(Data listing)
==============================

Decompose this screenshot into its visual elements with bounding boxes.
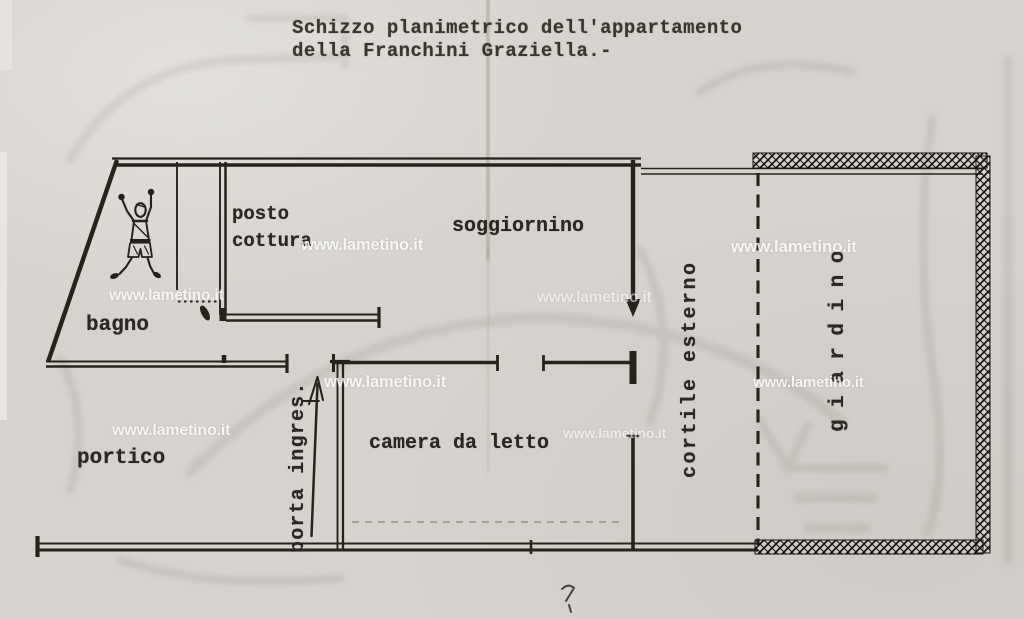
watermark: www.lametino.it xyxy=(112,422,230,440)
room-label-porta-ingresso: porta ingres. xyxy=(287,381,311,553)
watermark: www.lametino.it xyxy=(537,289,651,307)
wall-camera-right xyxy=(627,436,641,549)
watermark: www.lametino.it xyxy=(753,374,864,391)
handwritten-mark xyxy=(562,586,574,612)
wall-top xyxy=(112,159,641,166)
room-label-bagno: bagno xyxy=(86,314,149,337)
page-title-line2: della Franchini Graziella.- xyxy=(292,40,612,62)
paper-edge-patches xyxy=(0,0,12,420)
fence-bottom-hatched xyxy=(755,540,983,554)
bagno-door-leaf xyxy=(198,304,212,322)
wall-posto-cottura-bottom xyxy=(226,307,379,328)
watermark: www.lametino.it xyxy=(109,287,223,305)
fence-top-hatched xyxy=(753,153,987,168)
wall-interior-middle-b xyxy=(543,351,633,384)
room-label-cortile-esterno: cortile esterno xyxy=(679,260,703,478)
wall-bagno-bottom xyxy=(46,354,287,373)
wall-bottom xyxy=(38,536,759,557)
room-label-posto-cottura-line2: cottura xyxy=(232,230,312,252)
scanned-floorplan-page: Schizzo planimetrico dell'appartamento d… xyxy=(0,0,1024,619)
room-label-posto-cottura-line1: posto xyxy=(232,203,289,225)
watermark: www.lametino.it xyxy=(731,237,857,257)
watermark: www.lametino.it xyxy=(324,373,446,392)
watermark: www.lametino.it xyxy=(563,425,666,441)
room-label-camera-da-letto: camera da letto xyxy=(369,432,549,455)
body-figure-icon xyxy=(109,190,162,280)
page-title-line1: Schizzo planimetrico dell'appartamento xyxy=(292,17,742,39)
room-label-soggiornino: soggiornino xyxy=(452,215,584,238)
room-label-portico: portico xyxy=(77,447,165,470)
wall-cortile-top xyxy=(641,169,983,175)
room-label-giardino: giardino xyxy=(827,239,851,432)
fence-right-hatched xyxy=(976,156,990,553)
watermark: www.lametino.it xyxy=(301,236,423,255)
floorplan-drawing xyxy=(0,0,1024,619)
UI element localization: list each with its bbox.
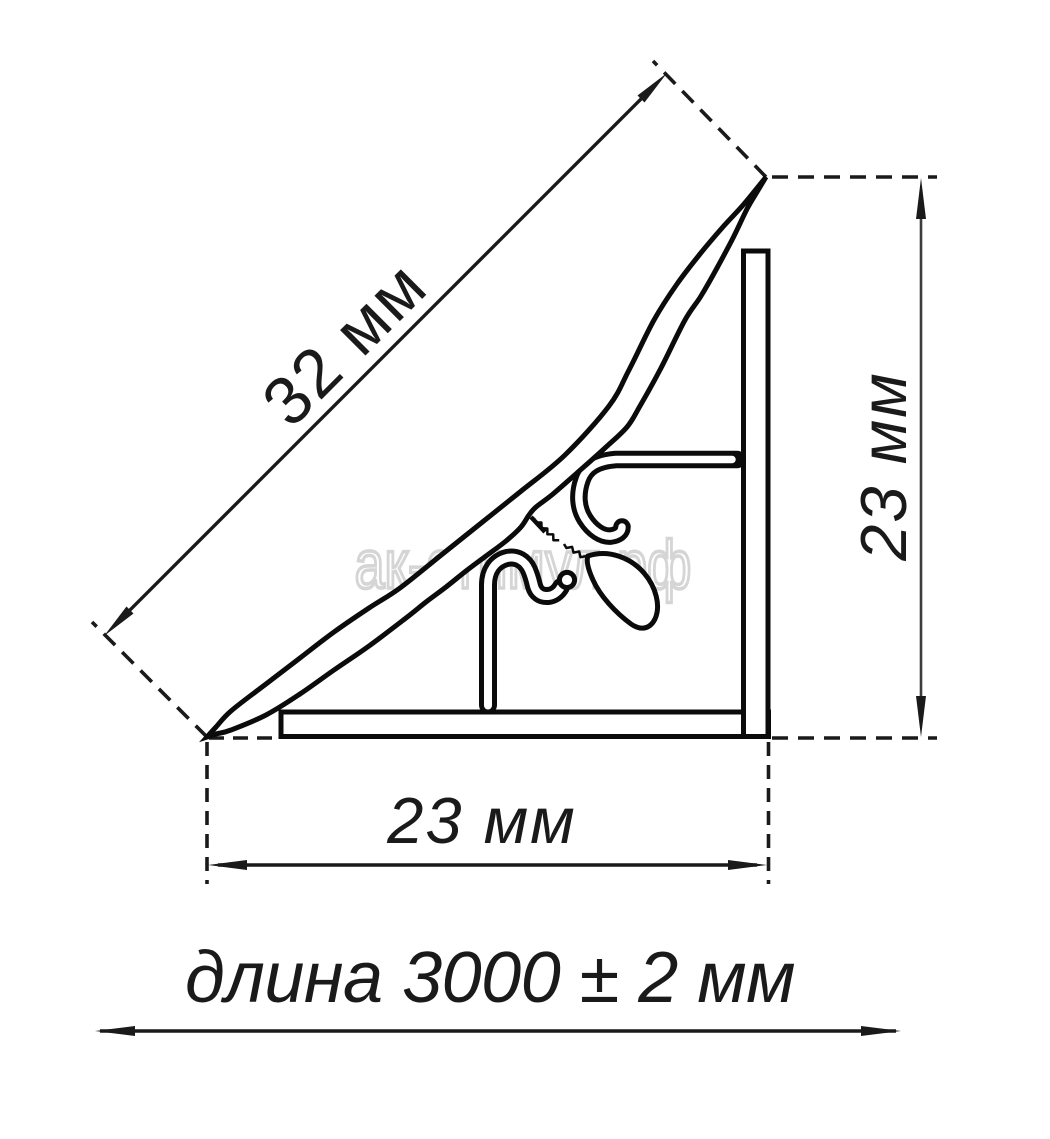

==============================

- _TASK REQUIREMENTS_
Copy out every line of the records above verbatim, omitting the pictures.

- _TASK RESPONSE_
Decompose this screenshot into its visual elements with bounding boxes.
watermark: www.lametino.it xyxy=(112,422,230,440)
room-label-porta-ingresso: porta ingres. xyxy=(287,381,311,553)
watermark: www.lametino.it xyxy=(537,289,651,307)
wall-camera-right xyxy=(627,436,641,549)
watermark: www.lametino.it xyxy=(753,374,864,391)
handwritten-mark xyxy=(562,586,574,612)
wall-top xyxy=(112,159,641,166)
room-label-bagno: bagno xyxy=(86,314,149,337)
page-title-line2: della Franchini Graziella.- xyxy=(292,40,612,62)
paper-edge-patches xyxy=(0,0,12,420)
fence-bottom-hatched xyxy=(755,540,983,554)
bagno-door-leaf xyxy=(198,304,212,322)
wall-posto-cottura-bottom xyxy=(226,307,379,328)
watermark: www.lametino.it xyxy=(109,287,223,305)
fence-top-hatched xyxy=(753,153,987,168)
wall-interior-middle-b xyxy=(543,351,633,384)
room-label-cortile-esterno: cortile esterno xyxy=(679,260,703,478)
wall-bagno-bottom xyxy=(46,354,287,373)
wall-bottom xyxy=(38,536,759,557)
room-label-posto-cottura-line2: cottura xyxy=(232,230,312,252)
scanned-floorplan-page: Schizzo planimetrico dell'appartamento d… xyxy=(0,0,1024,619)
room-label-posto-cottura-line1: posto xyxy=(232,203,289,225)
watermark: www.lametino.it xyxy=(731,237,857,257)
watermark: www.lametino.it xyxy=(324,373,446,392)
watermark: www.lametino.it xyxy=(563,425,666,441)
room-label-camera-da-letto: camera da letto xyxy=(369,432,549,455)
body-figure-icon xyxy=(109,190,162,280)
page-title-line1: Schizzo planimetrico dell'appartamento xyxy=(292,17,742,39)
room-label-soggiornino: soggiornino xyxy=(452,215,584,238)
room-label-portico: portico xyxy=(77,447,165,470)
wall-cortile-top xyxy=(641,169,983,175)
room-label-giardino: giardino xyxy=(827,239,851,432)
fence-right-hatched xyxy=(976,156,990,553)
watermark: www.lametino.it xyxy=(301,236,423,255)
floorplan-drawing xyxy=(0,0,1024,619)
UI element localization: list each with its bbox.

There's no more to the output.